[A run of records]
◇ ◇ ◇

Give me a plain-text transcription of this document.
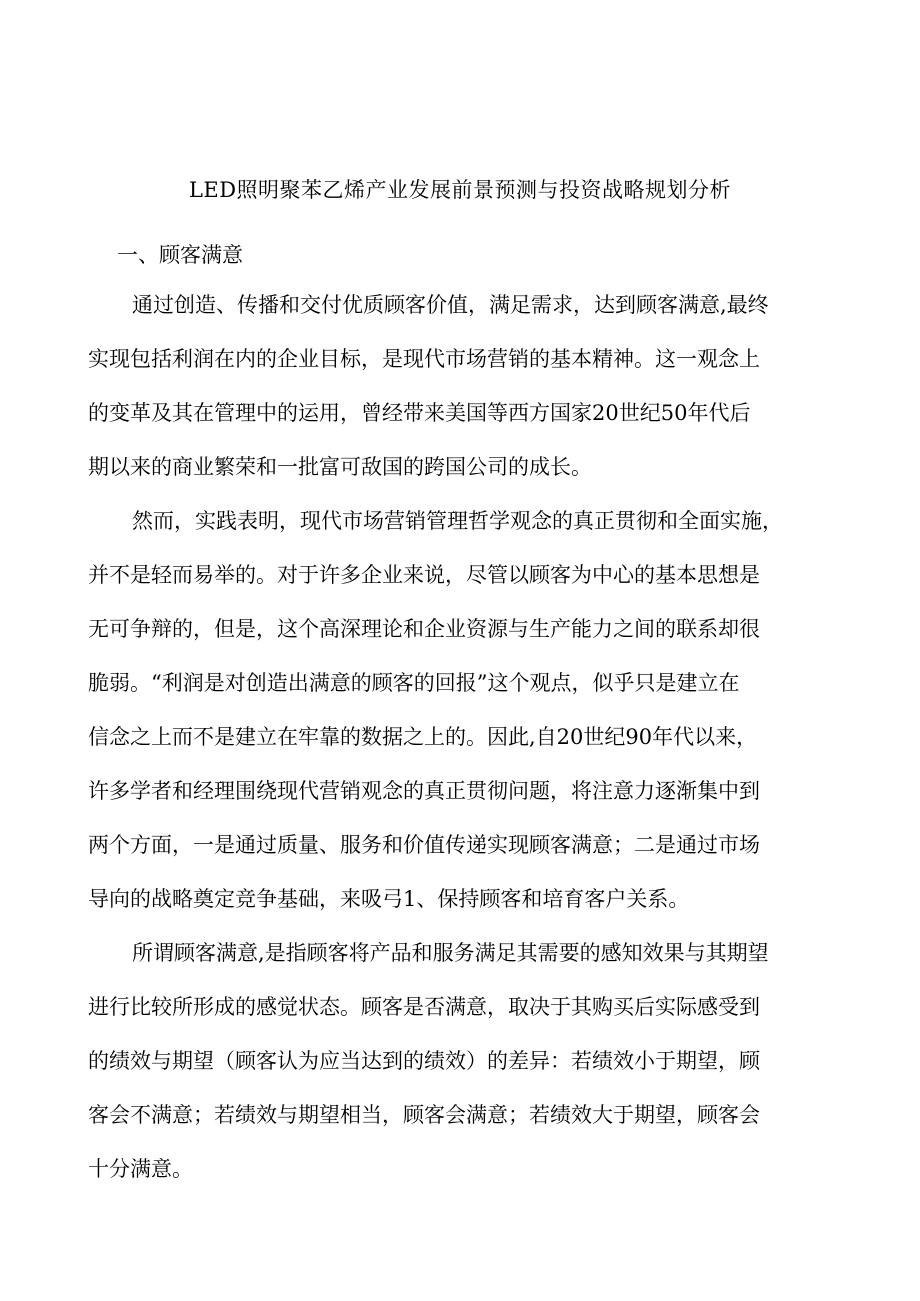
LED照明聚苯乙烯产业发展前景预测与投资战略规划分析
一、顾客满意
通过创造、传播和交付优质顾客价值，满足需求，达到顾客满意,最终
实现包括利润在内的企业目标，是现代市场营销的基本精神。这一观念上
的变革及其在管理中的运用，曾经带来美国等西方国家20世纪50年代后
期以来的商业繁荣和一批富可敌国的跨国公司的成长。
然而，实践表明，现代市场营销管理哲学观念的真正贯彻和全面实施，
并不是轻而易举的。对于许多企业来说，尽管以顾客为中心的基本思想是
无可争辩的，但是，这个高深理论和企业资源与生产能力之间的联系却很
脆弱。“利润是对创造出满意的顾客的回报”这个观点，似乎只是建立在
信念之上而不是建立在牢靠的数据之上的。因此,自20世纪90年代以来，
许多学者和经理围绕现代营销观念的真正贯彻问题，将注意力逐渐集中到
两个方面，一是通过质量、服务和价值传递实现顾客满意；二是通过市场
导向的战略奠定竞争基础，来吸弓1、保持顾客和培育客户关系。
所谓顾客满意,是指顾客将产品和服务满足其需要的感知效果与其期望
进行比较所形成的感觉状态。顾客是否满意，取决于其购买后实际感受到
的绩效与期望（顾客认为应当达到的绩效）的差异：若绩效小于期望，顾
客会不满意；若绩效与期望相当，顾客会满意；若绩效大于期望，顾客会
十分满意。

◇ ◇ ◇

> _Stated goal_
Return every line of the records exactly as given, pictures excluded.

> _Expected output_
Give me a plain-text transcription of this document.
LED照明聚苯乙烯产业发展前景预测与投资战略规划分析
一、顾客满意
通过创造、传播和交付优质顾客价值，满足需求，达到顾客满意,最终
实现包括利润在内的企业目标，是现代市场营销的基本精神。这一观念上
的变革及其在管理中的运用，曾经带来美国等西方国家20世纪50年代后
期以来的商业繁荣和一批富可敌国的跨国公司的成长。
然而，实践表明，现代市场营销管理哲学观念的真正贯彻和全面实施，
并不是轻而易举的。对于许多企业来说，尽管以顾客为中心的基本思想是
无可争辩的，但是，这个高深理论和企业资源与生产能力之间的联系却很
脆弱。“利润是对创造出满意的顾客的回报”这个观点，似乎只是建立在
信念之上而不是建立在牢靠的数据之上的。因此,自20世纪90年代以来，
许多学者和经理围绕现代营销观念的真正贯彻问题，将注意力逐渐集中到
两个方面，一是通过质量、服务和价值传递实现顾客满意；二是通过市场
导向的战略奠定竞争基础，来吸弓1、保持顾客和培育客户关系。
所谓顾客满意,是指顾客将产品和服务满足其需要的感知效果与其期望
进行比较所形成的感觉状态。顾客是否满意，取决于其购买后实际感受到
的绩效与期望（顾客认为应当达到的绩效）的差异：若绩效小于期望，顾
客会不满意；若绩效与期望相当，顾客会满意；若绩效大于期望，顾客会
十分满意。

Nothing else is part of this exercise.